* _Written request_:
Return all lines that include the string "file".

* _Provided entries_:
□ □ □ □ □ □ □

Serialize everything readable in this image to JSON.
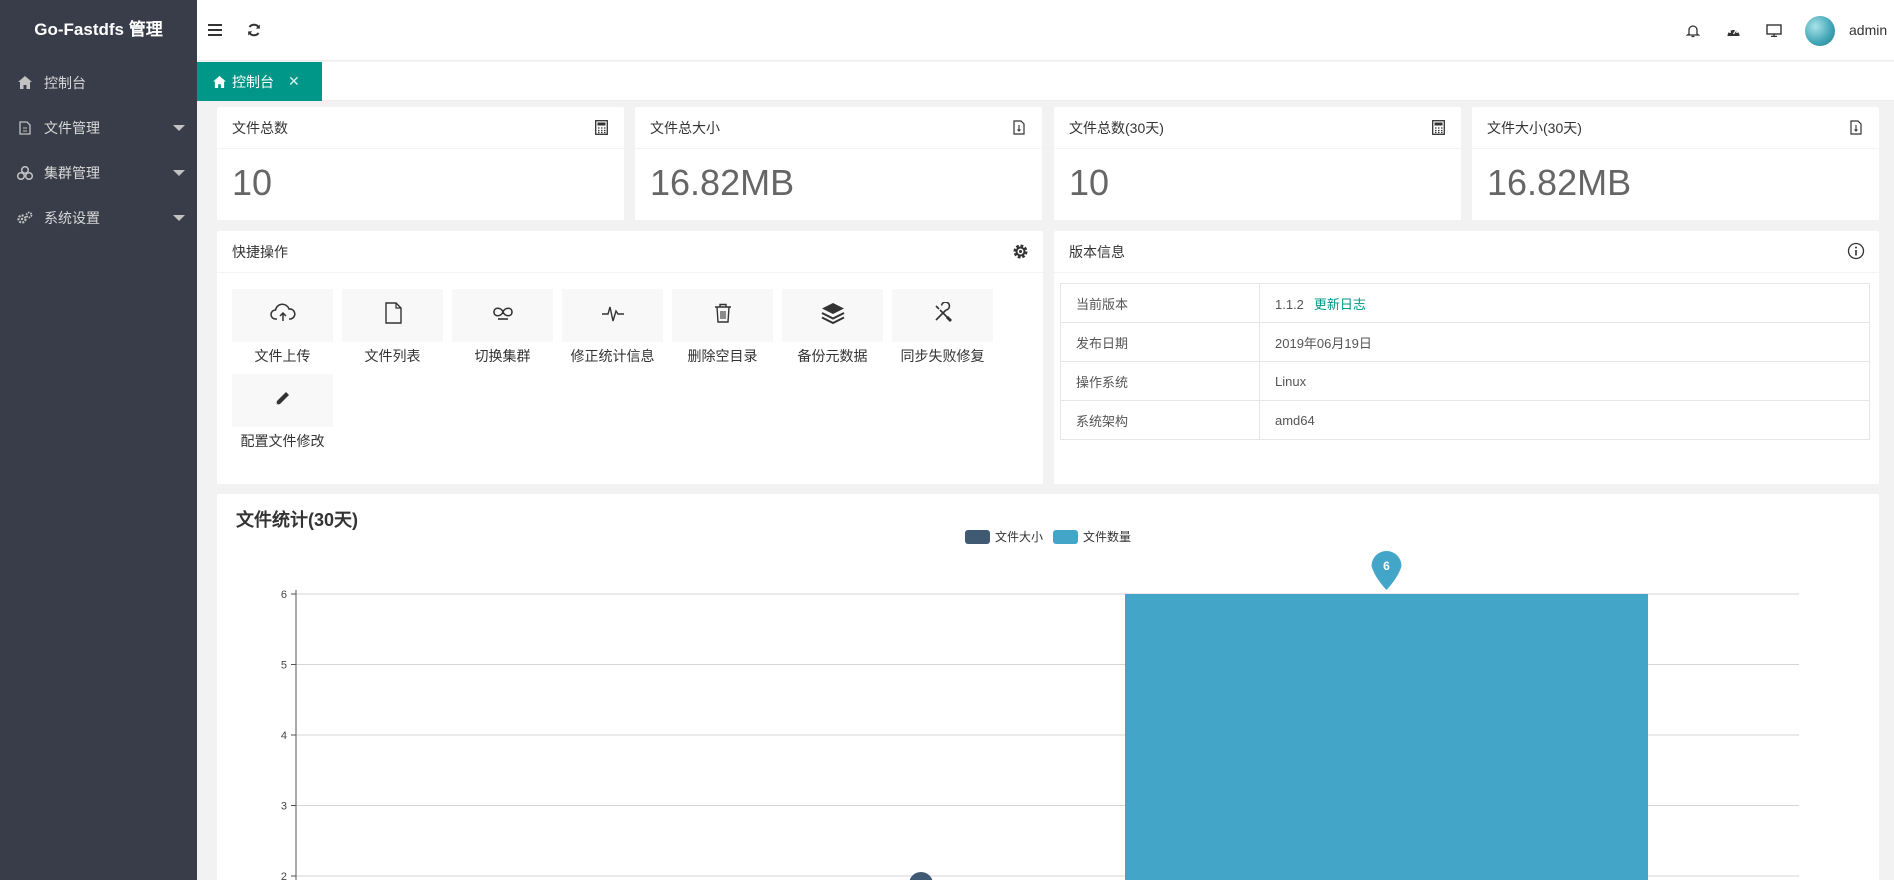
{
  "app": {
    "title": "Go-Fastdfs 管理"
  },
  "sidebar": {
    "items": [
      {
        "label": "控制台",
        "icon": "home-icon",
        "has_caret": false
      },
      {
        "label": "文件管理",
        "icon": "file-icon",
        "has_caret": true
      },
      {
        "label": "集群管理",
        "icon": "cluster-icon",
        "has_caret": true
      },
      {
        "label": "系统设置",
        "icon": "gears-icon",
        "has_caret": true
      }
    ]
  },
  "header": {
    "user": "admin"
  },
  "tabs": [
    {
      "label": "控制台",
      "close": "✕"
    }
  ],
  "stats": [
    {
      "label": "文件总数",
      "value": "10",
      "icon": "calculator-icon"
    },
    {
      "label": "文件总大小",
      "value": "16.82MB",
      "icon": "file-size-icon"
    },
    {
      "label": "文件总数(30天)",
      "value": "10",
      "icon": "calculator-icon"
    },
    {
      "label": "文件大小(30天)",
      "value": "16.82MB",
      "icon": "file-size-icon"
    }
  ],
  "quick_actions": {
    "title": "快捷操作",
    "items": [
      {
        "label": "文件上传",
        "icon": "cloud-upload-icon"
      },
      {
        "label": "文件列表",
        "icon": "file-icon"
      },
      {
        "label": "切换集群",
        "icon": "switch-icon"
      },
      {
        "label": "修正统计信息",
        "icon": "pulse-icon"
      },
      {
        "label": "删除空目录",
        "icon": "trash-icon"
      },
      {
        "label": "备份元数据",
        "icon": "layers-icon"
      },
      {
        "label": "同步失败修复",
        "icon": "tools-icon"
      },
      {
        "label": "配置文件修改",
        "icon": "pencil-icon"
      }
    ]
  },
  "version": {
    "title": "版本信息",
    "rows": [
      {
        "key": "当前版本",
        "value": "1.1.2",
        "link": "更新日志"
      },
      {
        "key": "发布日期",
        "value": "2019年06月19日"
      },
      {
        "key": "操作系统",
        "value": "Linux"
      },
      {
        "key": "系统架构",
        "value": "amd64"
      }
    ]
  },
  "colors": {
    "sidebar": "#393d49",
    "accent": "#009688",
    "size_series": "#415a74",
    "count_series": "#43a6c9"
  },
  "chart_data": {
    "type": "bar",
    "title": "文件统计(30天)",
    "series": [
      {
        "name": "文件大小",
        "color": "#415a74",
        "values": [
          2
        ]
      },
      {
        "name": "文件数量",
        "color": "#43a6c9",
        "values": [
          6
        ]
      }
    ],
    "peak_label": "6",
    "ylim": [
      2,
      6
    ],
    "yticks": [
      "6",
      "5",
      "4",
      "3",
      "2"
    ],
    "grid": true,
    "legend": "top-center"
  }
}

□ □ □ □ □ □ □

* _Written reply_:
        "icon": "file-icon",
      "icon": "file-size-icon"
      "icon": "file-size-icon"
        "icon": "file-icon"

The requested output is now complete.